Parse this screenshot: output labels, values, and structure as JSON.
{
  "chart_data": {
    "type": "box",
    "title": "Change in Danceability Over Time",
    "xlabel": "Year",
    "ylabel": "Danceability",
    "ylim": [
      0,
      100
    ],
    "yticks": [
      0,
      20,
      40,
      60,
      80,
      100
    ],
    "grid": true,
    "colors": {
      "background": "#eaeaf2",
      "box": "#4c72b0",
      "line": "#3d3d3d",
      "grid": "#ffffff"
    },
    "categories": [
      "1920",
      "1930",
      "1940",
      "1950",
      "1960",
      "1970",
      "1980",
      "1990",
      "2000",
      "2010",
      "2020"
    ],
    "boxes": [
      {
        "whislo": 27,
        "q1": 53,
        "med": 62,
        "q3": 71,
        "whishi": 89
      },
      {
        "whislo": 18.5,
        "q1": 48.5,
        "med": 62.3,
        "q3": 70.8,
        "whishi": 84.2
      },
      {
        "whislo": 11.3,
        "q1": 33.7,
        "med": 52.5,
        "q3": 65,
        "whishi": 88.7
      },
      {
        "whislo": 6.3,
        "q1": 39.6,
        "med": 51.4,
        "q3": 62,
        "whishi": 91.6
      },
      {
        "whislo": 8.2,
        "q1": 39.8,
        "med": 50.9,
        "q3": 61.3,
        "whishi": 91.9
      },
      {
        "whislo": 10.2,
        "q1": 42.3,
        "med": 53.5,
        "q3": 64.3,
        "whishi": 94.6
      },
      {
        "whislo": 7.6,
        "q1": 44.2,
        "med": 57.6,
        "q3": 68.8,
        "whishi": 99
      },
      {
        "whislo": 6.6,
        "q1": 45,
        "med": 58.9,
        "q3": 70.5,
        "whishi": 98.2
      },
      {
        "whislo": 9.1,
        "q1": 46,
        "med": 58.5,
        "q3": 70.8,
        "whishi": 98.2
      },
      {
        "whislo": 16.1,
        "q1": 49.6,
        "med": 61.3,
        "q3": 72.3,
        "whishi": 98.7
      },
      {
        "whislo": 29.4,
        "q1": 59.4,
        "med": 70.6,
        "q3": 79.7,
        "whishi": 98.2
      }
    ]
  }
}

● TASK DESCRIPTION
Your task is to reproduce all of the records exactly.

● FINISHED EXERCISE
Parse this screenshot: output labels, values, and structure as JSON.
{
  "chart_data": {
    "type": "box",
    "title": "Change in Danceability Over Time",
    "xlabel": "Year",
    "ylabel": "Danceability",
    "ylim": [
      0,
      100
    ],
    "yticks": [
      0,
      20,
      40,
      60,
      80,
      100
    ],
    "grid": true,
    "colors": {
      "background": "#eaeaf2",
      "box": "#4c72b0",
      "line": "#3d3d3d",
      "grid": "#ffffff"
    },
    "categories": [
      "1920",
      "1930",
      "1940",
      "1950",
      "1960",
      "1970",
      "1980",
      "1990",
      "2000",
      "2010",
      "2020"
    ],
    "boxes": [
      {
        "whislo": 27,
        "q1": 53,
        "med": 62,
        "q3": 71,
        "whishi": 89
      },
      {
        "whislo": 18.5,
        "q1": 48.5,
        "med": 62.3,
        "q3": 70.8,
        "whishi": 84.2
      },
      {
        "whislo": 11.3,
        "q1": 33.7,
        "med": 52.5,
        "q3": 65,
        "whishi": 88.7
      },
      {
        "whislo": 6.3,
        "q1": 39.6,
        "med": 51.4,
        "q3": 62,
        "whishi": 91.6
      },
      {
        "whislo": 8.2,
        "q1": 39.8,
        "med": 50.9,
        "q3": 61.3,
        "whishi": 91.9
      },
      {
        "whislo": 10.2,
        "q1": 42.3,
        "med": 53.5,
        "q3": 64.3,
        "whishi": 94.6
      },
      {
        "whislo": 7.6,
        "q1": 44.2,
        "med": 57.6,
        "q3": 68.8,
        "whishi": 99
      },
      {
        "whislo": 6.6,
        "q1": 45,
        "med": 58.9,
        "q3": 70.5,
        "whishi": 98.2
      },
      {
        "whislo": 9.1,
        "q1": 46,
        "med": 58.5,
        "q3": 70.8,
        "whishi": 98.2
      },
      {
        "whislo": 16.1,
        "q1": 49.6,
        "med": 61.3,
        "q3": 72.3,
        "whishi": 98.7
      },
      {
        "whislo": 29.4,
        "q1": 59.4,
        "med": 70.6,
        "q3": 79.7,
        "whishi": 98.2
      }
    ]
  }
}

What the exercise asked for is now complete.